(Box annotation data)

..........

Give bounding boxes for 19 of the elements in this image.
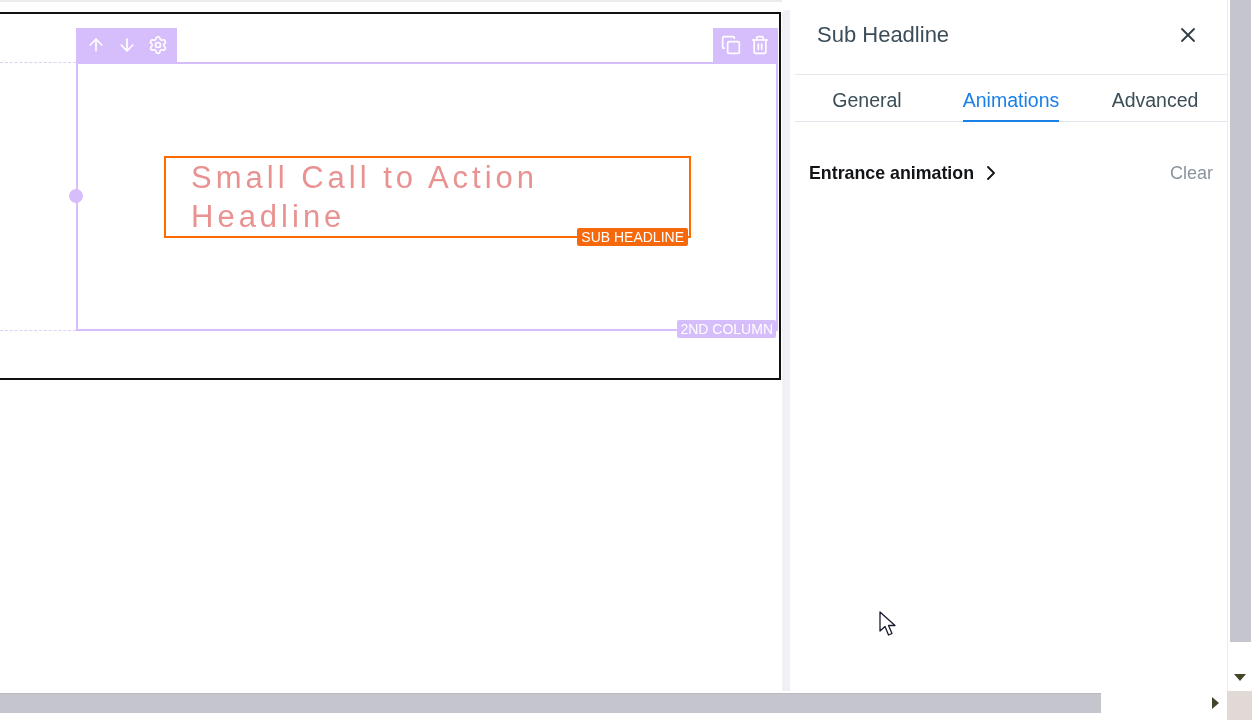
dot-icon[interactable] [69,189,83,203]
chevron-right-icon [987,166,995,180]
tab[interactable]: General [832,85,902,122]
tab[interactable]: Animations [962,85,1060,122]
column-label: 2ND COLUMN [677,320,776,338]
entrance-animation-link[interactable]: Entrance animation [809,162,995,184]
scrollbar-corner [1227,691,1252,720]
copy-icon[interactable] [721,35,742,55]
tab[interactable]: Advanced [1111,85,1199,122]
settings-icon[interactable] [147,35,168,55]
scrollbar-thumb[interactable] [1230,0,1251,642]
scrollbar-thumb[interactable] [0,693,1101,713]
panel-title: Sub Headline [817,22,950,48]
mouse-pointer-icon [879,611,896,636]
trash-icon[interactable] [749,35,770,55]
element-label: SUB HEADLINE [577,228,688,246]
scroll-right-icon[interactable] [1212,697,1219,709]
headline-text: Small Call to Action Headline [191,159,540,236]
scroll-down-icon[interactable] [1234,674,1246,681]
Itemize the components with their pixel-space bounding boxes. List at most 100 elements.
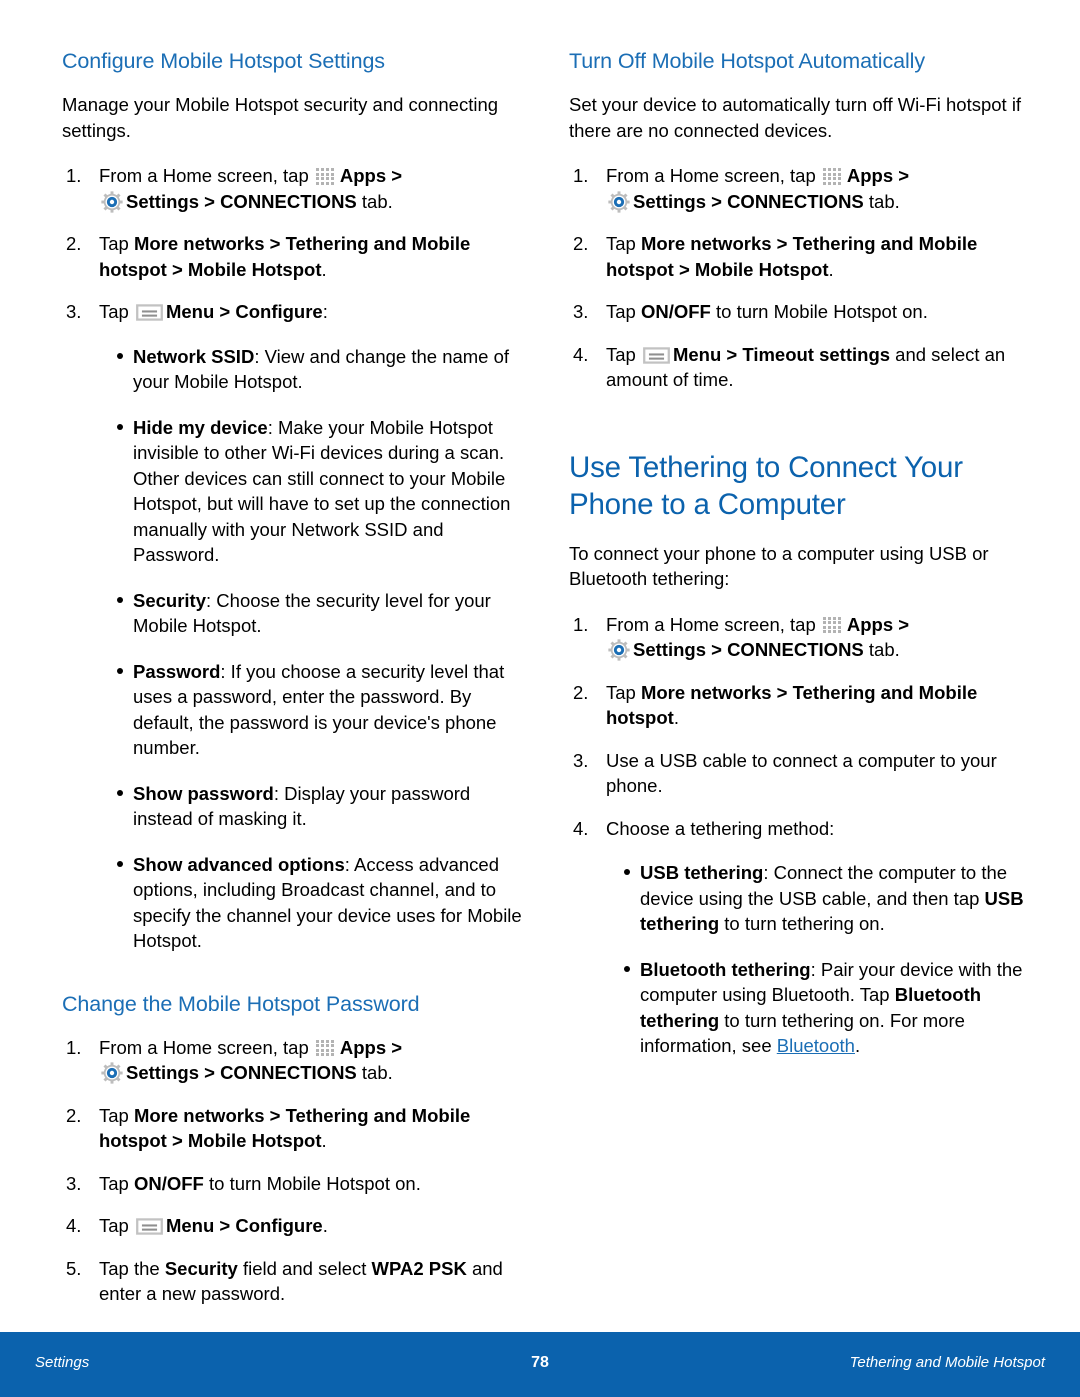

..........

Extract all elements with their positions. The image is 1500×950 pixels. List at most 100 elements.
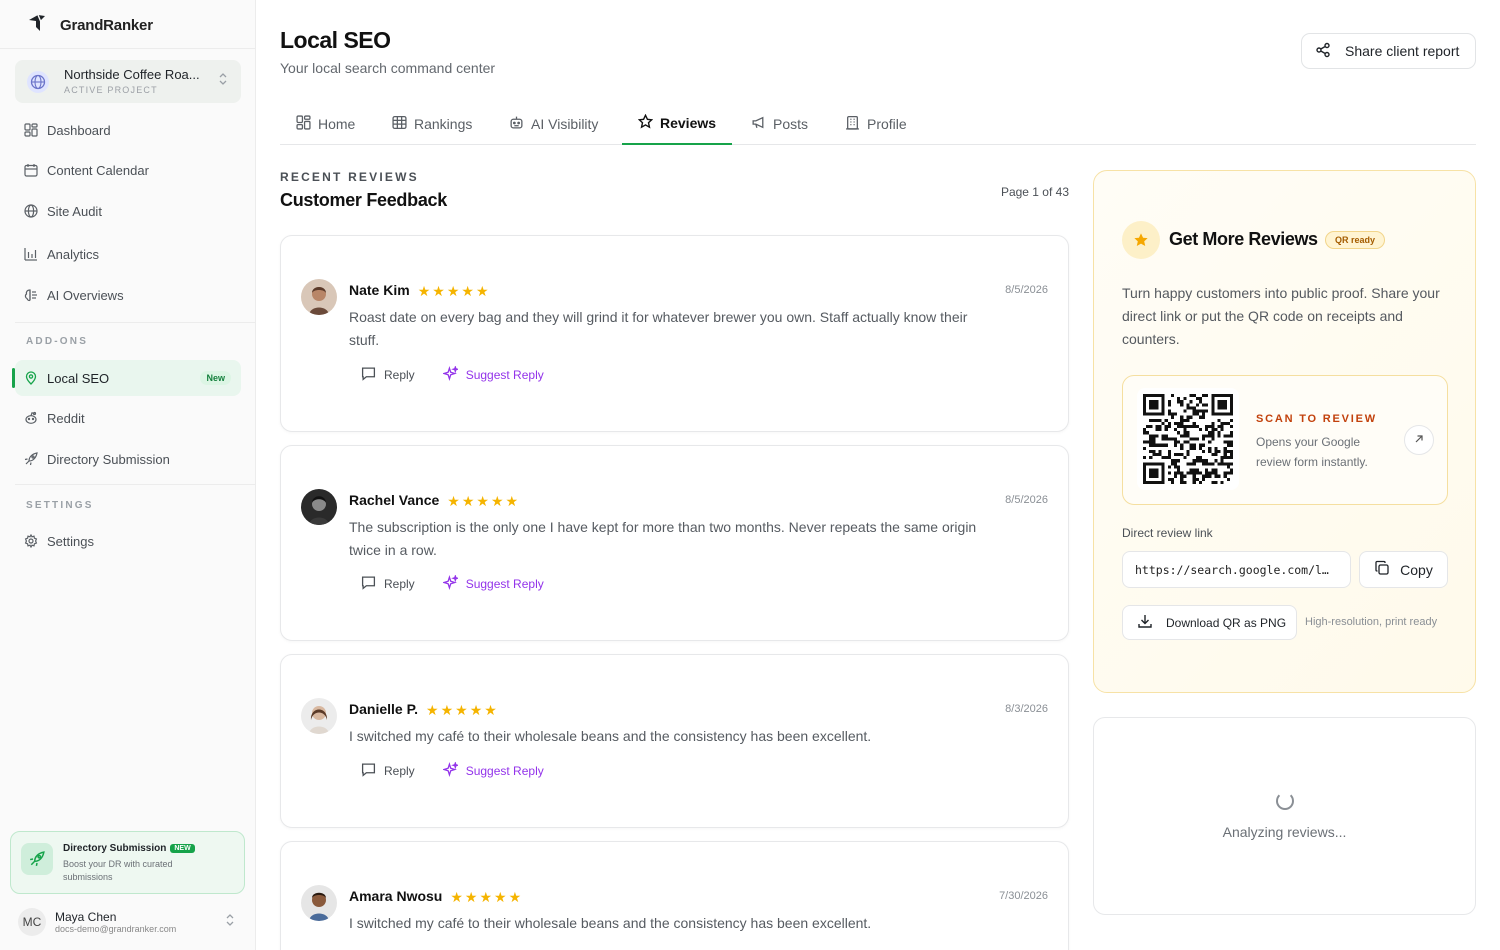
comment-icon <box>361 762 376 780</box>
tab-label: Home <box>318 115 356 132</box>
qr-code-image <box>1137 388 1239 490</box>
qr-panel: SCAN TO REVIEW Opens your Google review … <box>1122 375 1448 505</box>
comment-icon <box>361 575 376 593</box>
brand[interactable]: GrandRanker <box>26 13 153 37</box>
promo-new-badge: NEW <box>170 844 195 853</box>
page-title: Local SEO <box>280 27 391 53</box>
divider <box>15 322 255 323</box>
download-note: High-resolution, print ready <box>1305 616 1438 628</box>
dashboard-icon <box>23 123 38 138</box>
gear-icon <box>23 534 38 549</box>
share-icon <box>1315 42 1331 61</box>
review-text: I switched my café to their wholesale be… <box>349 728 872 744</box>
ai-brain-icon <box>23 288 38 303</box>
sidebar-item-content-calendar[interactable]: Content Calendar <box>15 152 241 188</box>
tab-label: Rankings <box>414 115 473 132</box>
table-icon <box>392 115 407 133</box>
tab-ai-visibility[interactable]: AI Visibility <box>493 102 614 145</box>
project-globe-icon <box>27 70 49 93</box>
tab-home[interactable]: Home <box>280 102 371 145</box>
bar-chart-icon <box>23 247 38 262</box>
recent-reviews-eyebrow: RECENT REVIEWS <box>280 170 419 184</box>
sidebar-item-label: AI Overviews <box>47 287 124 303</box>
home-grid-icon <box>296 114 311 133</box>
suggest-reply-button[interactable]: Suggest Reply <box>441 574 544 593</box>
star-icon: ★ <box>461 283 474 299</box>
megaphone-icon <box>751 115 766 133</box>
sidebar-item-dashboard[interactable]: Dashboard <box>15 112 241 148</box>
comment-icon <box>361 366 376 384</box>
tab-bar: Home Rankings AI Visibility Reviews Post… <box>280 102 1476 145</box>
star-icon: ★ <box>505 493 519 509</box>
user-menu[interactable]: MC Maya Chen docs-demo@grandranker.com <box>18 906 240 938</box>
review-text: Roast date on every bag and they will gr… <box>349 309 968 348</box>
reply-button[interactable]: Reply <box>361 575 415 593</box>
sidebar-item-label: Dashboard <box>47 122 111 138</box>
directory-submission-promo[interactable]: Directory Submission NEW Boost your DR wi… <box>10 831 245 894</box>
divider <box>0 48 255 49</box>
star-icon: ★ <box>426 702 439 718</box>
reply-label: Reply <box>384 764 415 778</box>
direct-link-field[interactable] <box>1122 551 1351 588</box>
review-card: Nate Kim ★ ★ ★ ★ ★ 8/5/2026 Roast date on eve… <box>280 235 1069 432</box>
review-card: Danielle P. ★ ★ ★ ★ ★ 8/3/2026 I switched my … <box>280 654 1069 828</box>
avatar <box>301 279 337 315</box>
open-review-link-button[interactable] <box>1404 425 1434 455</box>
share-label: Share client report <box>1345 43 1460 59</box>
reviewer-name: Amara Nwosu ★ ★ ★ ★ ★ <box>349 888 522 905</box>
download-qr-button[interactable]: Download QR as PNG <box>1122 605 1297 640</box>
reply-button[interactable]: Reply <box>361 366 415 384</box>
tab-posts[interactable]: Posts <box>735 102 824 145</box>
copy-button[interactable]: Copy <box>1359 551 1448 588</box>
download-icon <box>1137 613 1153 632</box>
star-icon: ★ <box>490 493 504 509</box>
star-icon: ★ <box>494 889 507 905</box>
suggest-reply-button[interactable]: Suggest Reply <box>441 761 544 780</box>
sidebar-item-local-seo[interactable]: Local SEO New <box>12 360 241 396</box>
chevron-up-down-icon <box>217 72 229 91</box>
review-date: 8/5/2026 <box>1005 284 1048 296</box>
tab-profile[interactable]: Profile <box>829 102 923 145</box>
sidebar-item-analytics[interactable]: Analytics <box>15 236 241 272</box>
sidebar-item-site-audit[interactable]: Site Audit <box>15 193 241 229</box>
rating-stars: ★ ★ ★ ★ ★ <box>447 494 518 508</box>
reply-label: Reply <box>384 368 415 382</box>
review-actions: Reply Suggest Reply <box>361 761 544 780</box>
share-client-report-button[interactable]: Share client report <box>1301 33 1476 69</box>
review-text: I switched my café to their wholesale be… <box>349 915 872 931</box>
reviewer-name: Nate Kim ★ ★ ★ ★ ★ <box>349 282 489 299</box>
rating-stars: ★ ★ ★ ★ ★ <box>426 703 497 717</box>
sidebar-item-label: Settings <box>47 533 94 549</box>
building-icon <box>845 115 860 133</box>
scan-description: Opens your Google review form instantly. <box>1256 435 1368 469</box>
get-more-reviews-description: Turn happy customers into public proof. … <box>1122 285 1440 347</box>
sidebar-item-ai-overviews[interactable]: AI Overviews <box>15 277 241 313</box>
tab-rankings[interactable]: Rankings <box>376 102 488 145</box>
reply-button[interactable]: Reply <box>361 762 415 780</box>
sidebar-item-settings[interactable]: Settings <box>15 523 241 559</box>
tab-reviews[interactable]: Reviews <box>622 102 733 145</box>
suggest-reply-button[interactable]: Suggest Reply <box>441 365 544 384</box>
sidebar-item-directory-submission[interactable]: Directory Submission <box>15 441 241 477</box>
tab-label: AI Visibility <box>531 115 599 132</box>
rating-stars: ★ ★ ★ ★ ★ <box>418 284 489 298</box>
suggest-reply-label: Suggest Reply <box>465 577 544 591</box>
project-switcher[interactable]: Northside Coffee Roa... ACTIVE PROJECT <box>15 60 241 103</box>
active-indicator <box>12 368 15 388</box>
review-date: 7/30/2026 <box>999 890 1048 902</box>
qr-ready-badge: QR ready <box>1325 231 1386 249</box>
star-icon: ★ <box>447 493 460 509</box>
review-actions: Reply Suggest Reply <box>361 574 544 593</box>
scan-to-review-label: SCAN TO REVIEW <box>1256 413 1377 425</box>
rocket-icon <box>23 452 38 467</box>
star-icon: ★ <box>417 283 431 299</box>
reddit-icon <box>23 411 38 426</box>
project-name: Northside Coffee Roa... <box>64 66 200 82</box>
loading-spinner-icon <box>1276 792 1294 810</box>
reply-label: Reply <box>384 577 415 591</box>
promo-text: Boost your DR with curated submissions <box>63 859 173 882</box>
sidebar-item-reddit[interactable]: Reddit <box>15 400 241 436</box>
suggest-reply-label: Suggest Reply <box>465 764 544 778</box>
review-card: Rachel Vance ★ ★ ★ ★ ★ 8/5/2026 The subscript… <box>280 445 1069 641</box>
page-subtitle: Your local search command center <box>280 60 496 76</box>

..........

*To be done*: Transcribe the lines from the one with "Extract all elements" up to and including the one with "share-icon <box>1315 42 1331 61</box>", leaving out any pictures.

*Response below*:
Extract all elements with their positions. The image is 1500×950 pixels. List at most 100 elements.
comment-icon <box>361 762 376 780</box>
tab-label: Home <box>318 115 356 132</box>
qr-code-image <box>1137 388 1239 490</box>
qr-panel: SCAN TO REVIEW Opens your Google review … <box>1122 375 1448 505</box>
comment-icon <box>361 575 376 593</box>
brand[interactable]: GrandRanker <box>26 13 153 37</box>
promo-new-badge: NEW <box>170 844 195 853</box>
page-title: Local SEO <box>280 27 391 53</box>
divider <box>15 322 255 323</box>
download-note: High-resolution, print ready <box>1305 616 1438 628</box>
dashboard-icon <box>23 123 38 138</box>
gear-icon <box>23 534 38 549</box>
share-icon <box>1315 42 1331 61</box>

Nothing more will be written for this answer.